- **TASK BRIEF**
Return the whole listing, line for line, without the pictures in it.

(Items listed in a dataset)
_____
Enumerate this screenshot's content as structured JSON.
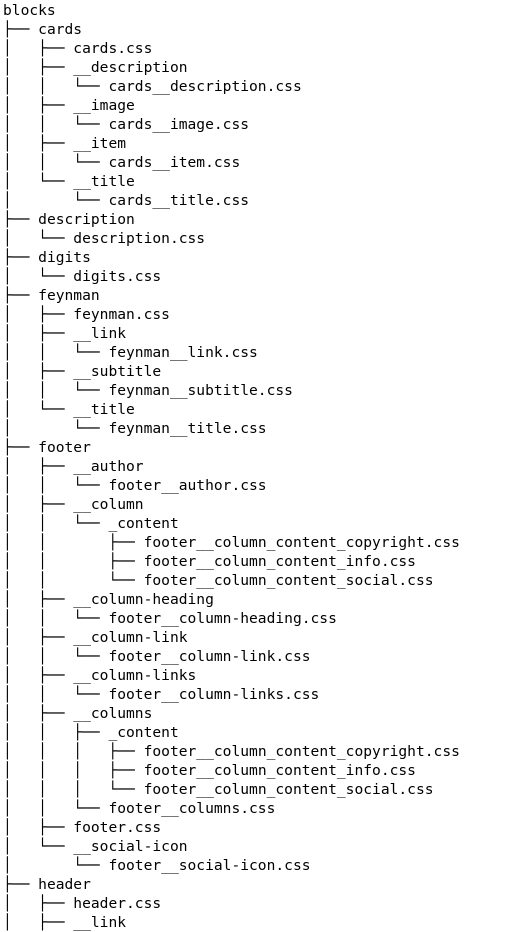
{
  "window": {
    "background": "#ffffff",
    "text_color": "#000000"
  },
  "tree": {
    "lines": [
      {
        "prefix": "",
        "name": "blocks"
      },
      {
        "prefix": "├── ",
        "name": "cards"
      },
      {
        "prefix": "│   ├── ",
        "name": "cards.css"
      },
      {
        "prefix": "│   ├── ",
        "name": "__description"
      },
      {
        "prefix": "│   │   └── ",
        "name": "cards__description.css"
      },
      {
        "prefix": "│   ├── ",
        "name": "__image"
      },
      {
        "prefix": "│   │   └── ",
        "name": "cards__image.css"
      },
      {
        "prefix": "│   ├── ",
        "name": "__item"
      },
      {
        "prefix": "│   │   └── ",
        "name": "cards__item.css"
      },
      {
        "prefix": "│   └── ",
        "name": "__title"
      },
      {
        "prefix": "│       └── ",
        "name": "cards__title.css"
      },
      {
        "prefix": "├── ",
        "name": "description"
      },
      {
        "prefix": "│   └── ",
        "name": "description.css"
      },
      {
        "prefix": "├── ",
        "name": "digits"
      },
      {
        "prefix": "│   └── ",
        "name": "digits.css"
      },
      {
        "prefix": "├── ",
        "name": "feynman"
      },
      {
        "prefix": "│   ├── ",
        "name": "feynman.css"
      },
      {
        "prefix": "│   ├── ",
        "name": "__link"
      },
      {
        "prefix": "│   │   └── ",
        "name": "feynman__link.css"
      },
      {
        "prefix": "│   ├── ",
        "name": "__subtitle"
      },
      {
        "prefix": "│   │   └── ",
        "name": "feynman__subtitle.css"
      },
      {
        "prefix": "│   └── ",
        "name": "__title"
      },
      {
        "prefix": "│       └── ",
        "name": "feynman__title.css"
      },
      {
        "prefix": "├── ",
        "name": "footer"
      },
      {
        "prefix": "│   ├── ",
        "name": "__author"
      },
      {
        "prefix": "│   │   └── ",
        "name": "footer__author.css"
      },
      {
        "prefix": "│   ├── ",
        "name": "__column"
      },
      {
        "prefix": "│   │   └── ",
        "name": "_content"
      },
      {
        "prefix": "│   │       ├── ",
        "name": "footer__column_content_copyright.css"
      },
      {
        "prefix": "│   │       ├── ",
        "name": "footer__column_content_info.css"
      },
      {
        "prefix": "│   │       └── ",
        "name": "footer__column_content_social.css"
      },
      {
        "prefix": "│   ├── ",
        "name": "__column-heading"
      },
      {
        "prefix": "│   │   └── ",
        "name": "footer__column-heading.css"
      },
      {
        "prefix": "│   ├── ",
        "name": "__column-link"
      },
      {
        "prefix": "│   │   └── ",
        "name": "footer__column-link.css"
      },
      {
        "prefix": "│   ├── ",
        "name": "__column-links"
      },
      {
        "prefix": "│   │   └── ",
        "name": "footer__column-links.css"
      },
      {
        "prefix": "│   ├── ",
        "name": "__columns"
      },
      {
        "prefix": "│   │   ├── ",
        "name": "_content"
      },
      {
        "prefix": "│   │   │   ├── ",
        "name": "footer__column_content_copyright.css"
      },
      {
        "prefix": "│   │   │   ├── ",
        "name": "footer__column_content_info.css"
      },
      {
        "prefix": "│   │   │   └── ",
        "name": "footer__column_content_social.css"
      },
      {
        "prefix": "│   │   └── ",
        "name": "footer__columns.css"
      },
      {
        "prefix": "│   ├── ",
        "name": "footer.css"
      },
      {
        "prefix": "│   └── ",
        "name": "__social-icon"
      },
      {
        "prefix": "│       └── ",
        "name": "footer__social-icon.css"
      },
      {
        "prefix": "├── ",
        "name": "header"
      },
      {
        "prefix": "│   ├── ",
        "name": "header.css"
      },
      {
        "prefix": "│   ├── ",
        "name": "__link"
      }
    ]
  }
}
_____
- **ANSWER TO THIS PROBLEM**
Enumerate this screenshot's content as structured JSON.
{
  "window": {
    "background": "#ffffff",
    "text_color": "#000000"
  },
  "tree": {
    "lines": [
      {
        "prefix": "",
        "name": "blocks"
      },
      {
        "prefix": "├── ",
        "name": "cards"
      },
      {
        "prefix": "│   ├── ",
        "name": "cards.css"
      },
      {
        "prefix": "│   ├── ",
        "name": "__description"
      },
      {
        "prefix": "│   │   └── ",
        "name": "cards__description.css"
      },
      {
        "prefix": "│   ├── ",
        "name": "__image"
      },
      {
        "prefix": "│   │   └── ",
        "name": "cards__image.css"
      },
      {
        "prefix": "│   ├── ",
        "name": "__item"
      },
      {
        "prefix": "│   │   └── ",
        "name": "cards__item.css"
      },
      {
        "prefix": "│   └── ",
        "name": "__title"
      },
      {
        "prefix": "│       └── ",
        "name": "cards__title.css"
      },
      {
        "prefix": "├── ",
        "name": "description"
      },
      {
        "prefix": "│   └── ",
        "name": "description.css"
      },
      {
        "prefix": "├── ",
        "name": "digits"
      },
      {
        "prefix": "│   └── ",
        "name": "digits.css"
      },
      {
        "prefix": "├── ",
        "name": "feynman"
      },
      {
        "prefix": "│   ├── ",
        "name": "feynman.css"
      },
      {
        "prefix": "│   ├── ",
        "name": "__link"
      },
      {
        "prefix": "│   │   └── ",
        "name": "feynman__link.css"
      },
      {
        "prefix": "│   ├── ",
        "name": "__subtitle"
      },
      {
        "prefix": "│   │   └── ",
        "name": "feynman__subtitle.css"
      },
      {
        "prefix": "│   └── ",
        "name": "__title"
      },
      {
        "prefix": "│       └── ",
        "name": "feynman__title.css"
      },
      {
        "prefix": "├── ",
        "name": "footer"
      },
      {
        "prefix": "│   ├── ",
        "name": "__author"
      },
      {
        "prefix": "│   │   └── ",
        "name": "footer__author.css"
      },
      {
        "prefix": "│   ├── ",
        "name": "__column"
      },
      {
        "prefix": "│   │   └── ",
        "name": "_content"
      },
      {
        "prefix": "│   │       ├── ",
        "name": "footer__column_content_copyright.css"
      },
      {
        "prefix": "│   │       ├── ",
        "name": "footer__column_content_info.css"
      },
      {
        "prefix": "│   │       └── ",
        "name": "footer__column_content_social.css"
      },
      {
        "prefix": "│   ├── ",
        "name": "__column-heading"
      },
      {
        "prefix": "│   │   └── ",
        "name": "footer__column-heading.css"
      },
      {
        "prefix": "│   ├── ",
        "name": "__column-link"
      },
      {
        "prefix": "│   │   └── ",
        "name": "footer__column-link.css"
      },
      {
        "prefix": "│   ├── ",
        "name": "__column-links"
      },
      {
        "prefix": "│   │   └── ",
        "name": "footer__column-links.css"
      },
      {
        "prefix": "│   ├── ",
        "name": "__columns"
      },
      {
        "prefix": "│   │   ├── ",
        "name": "_content"
      },
      {
        "prefix": "│   │   │   ├── ",
        "name": "footer__column_content_copyright.css"
      },
      {
        "prefix": "│   │   │   ├── ",
        "name": "footer__column_content_info.css"
      },
      {
        "prefix": "│   │   │   └── ",
        "name": "footer__column_content_social.css"
      },
      {
        "prefix": "│   │   └── ",
        "name": "footer__columns.css"
      },
      {
        "prefix": "│   ├── ",
        "name": "footer.css"
      },
      {
        "prefix": "│   └── ",
        "name": "__social-icon"
      },
      {
        "prefix": "│       └── ",
        "name": "footer__social-icon.css"
      },
      {
        "prefix": "├── ",
        "name": "header"
      },
      {
        "prefix": "│   ├── ",
        "name": "header.css"
      },
      {
        "prefix": "│   ├── ",
        "name": "__link"
      }
    ]
  }
}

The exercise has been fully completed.